• [PROBLEM DESCRIPTION]
In your copy, include every line of the listing below exactly but none of the pictures.

• [AVAILABLE RECORDS]
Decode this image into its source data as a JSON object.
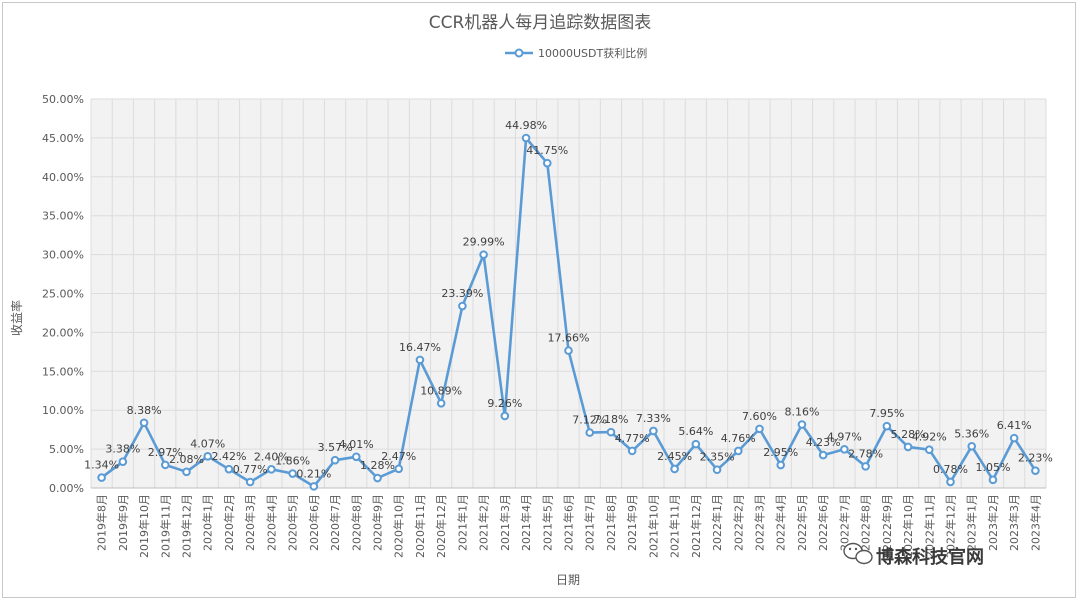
{
  "chart_data": {
    "type": "line",
    "title": "CCR机器人每月追踪数据图表",
    "xlabel": "日期",
    "ylabel": "收益率",
    "ylim": [
      0,
      50
    ],
    "y_ticks": [
      "0.00%",
      "5.00%",
      "10.00%",
      "15.00%",
      "20.00%",
      "25.00%",
      "30.00%",
      "35.00%",
      "40.00%",
      "45.00%",
      "50.00%"
    ],
    "grid": true,
    "legend_position": "top-center",
    "color": "#5b9bd5",
    "categories": [
      "2019年8月",
      "2019年9月",
      "2019年10月",
      "2019年11月",
      "2019年12月",
      "2020年1月",
      "2020年2月",
      "2020年3月",
      "2020年4月",
      "2020年5月",
      "2020年6月",
      "2020年7月",
      "2020年8月",
      "2020年9月",
      "2020年10月",
      "2020年11月",
      "2020年12月",
      "2021年1月",
      "2021年2月",
      "2021年3月",
      "2021年4月",
      "2021年5月",
      "2021年6月",
      "2021年7月",
      "2021年8月",
      "2021年9月",
      "2021年10月",
      "2021年11月",
      "2021年12月",
      "2022年1月",
      "2022年2月",
      "2022年3月",
      "2022年4月",
      "2022年5月",
      "2022年6月",
      "2022年7月",
      "2022年8月",
      "2022年9月",
      "2022年10月",
      "2022年11月",
      "2022年12月",
      "2023年1月",
      "2023年2月",
      "2023年3月",
      "2023年4月"
    ],
    "series": [
      {
        "name": "10000USDT获利比例",
        "values": [
          1.34,
          3.38,
          8.38,
          2.97,
          2.08,
          4.07,
          2.42,
          0.77,
          2.4,
          1.86,
          0.21,
          3.57,
          4.01,
          1.28,
          2.47,
          16.47,
          10.89,
          23.39,
          29.99,
          9.26,
          44.98,
          41.75,
          17.66,
          7.12,
          7.18,
          4.77,
          7.33,
          2.45,
          5.64,
          2.35,
          4.76,
          7.6,
          2.95,
          8.16,
          4.23,
          4.97,
          2.78,
          7.95,
          5.28,
          4.92,
          0.78,
          5.36,
          1.05,
          6.41,
          2.23
        ],
        "labels": [
          "1.34%",
          "3.38%",
          "8.38%",
          "2.97%",
          "2.08%",
          "4.07%",
          "2.42%",
          "0.77%",
          "2.40%",
          "1.86%",
          "0.21%",
          "3.57%",
          "4.01%",
          "1.28%",
          "2.47%",
          "16.47%",
          "10.89%",
          "23.39%",
          "29.99%",
          "9.26%",
          "44.98%",
          "41.75%",
          "17.66%",
          "7.12%",
          "7.18%",
          "4.77%",
          "7.33%",
          "2.45%",
          "5.64%",
          "2.35%",
          "4.76%",
          "7.60%",
          "2.95%",
          "8.16%",
          "4.23%",
          "4.97%",
          "2.78%",
          "7.95%",
          "5.28%",
          "4.92%",
          "0.78%",
          "5.36%",
          "1.05%",
          "6.41%",
          "2.23%"
        ]
      }
    ]
  },
  "watermark": {
    "text": "博森科技官网",
    "icon": "wechat-icon"
  }
}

• [EXERCISE SOLUTION]
Decode this image into its source data as a JSON object.
{
  "chart_data": {
    "type": "line",
    "title": "CCR机器人每月追踪数据图表",
    "xlabel": "日期",
    "ylabel": "收益率",
    "ylim": [
      0,
      50
    ],
    "y_ticks": [
      "0.00%",
      "5.00%",
      "10.00%",
      "15.00%",
      "20.00%",
      "25.00%",
      "30.00%",
      "35.00%",
      "40.00%",
      "45.00%",
      "50.00%"
    ],
    "grid": true,
    "legend_position": "top-center",
    "color": "#5b9bd5",
    "categories": [
      "2019年8月",
      "2019年9月",
      "2019年10月",
      "2019年11月",
      "2019年12月",
      "2020年1月",
      "2020年2月",
      "2020年3月",
      "2020年4月",
      "2020年5月",
      "2020年6月",
      "2020年7月",
      "2020年8月",
      "2020年9月",
      "2020年10月",
      "2020年11月",
      "2020年12月",
      "2021年1月",
      "2021年2月",
      "2021年3月",
      "2021年4月",
      "2021年5月",
      "2021年6月",
      "2021年7月",
      "2021年8月",
      "2021年9月",
      "2021年10月",
      "2021年11月",
      "2021年12月",
      "2022年1月",
      "2022年2月",
      "2022年3月",
      "2022年4月",
      "2022年5月",
      "2022年6月",
      "2022年7月",
      "2022年8月",
      "2022年9月",
      "2022年10月",
      "2022年11月",
      "2022年12月",
      "2023年1月",
      "2023年2月",
      "2023年3月",
      "2023年4月"
    ],
    "series": [
      {
        "name": "10000USDT获利比例",
        "values": [
          1.34,
          3.38,
          8.38,
          2.97,
          2.08,
          4.07,
          2.42,
          0.77,
          2.4,
          1.86,
          0.21,
          3.57,
          4.01,
          1.28,
          2.47,
          16.47,
          10.89,
          23.39,
          29.99,
          9.26,
          44.98,
          41.75,
          17.66,
          7.12,
          7.18,
          4.77,
          7.33,
          2.45,
          5.64,
          2.35,
          4.76,
          7.6,
          2.95,
          8.16,
          4.23,
          4.97,
          2.78,
          7.95,
          5.28,
          4.92,
          0.78,
          5.36,
          1.05,
          6.41,
          2.23
        ],
        "labels": [
          "1.34%",
          "3.38%",
          "8.38%",
          "2.97%",
          "2.08%",
          "4.07%",
          "2.42%",
          "0.77%",
          "2.40%",
          "1.86%",
          "0.21%",
          "3.57%",
          "4.01%",
          "1.28%",
          "2.47%",
          "16.47%",
          "10.89%",
          "23.39%",
          "29.99%",
          "9.26%",
          "44.98%",
          "41.75%",
          "17.66%",
          "7.12%",
          "7.18%",
          "4.77%",
          "7.33%",
          "2.45%",
          "5.64%",
          "2.35%",
          "4.76%",
          "7.60%",
          "2.95%",
          "8.16%",
          "4.23%",
          "4.97%",
          "2.78%",
          "7.95%",
          "5.28%",
          "4.92%",
          "0.78%",
          "5.36%",
          "1.05%",
          "6.41%",
          "2.23%"
        ]
      }
    ]
  },
  "watermark": {
    "text": "博森科技官网",
    "icon": "wechat-icon"
  }
}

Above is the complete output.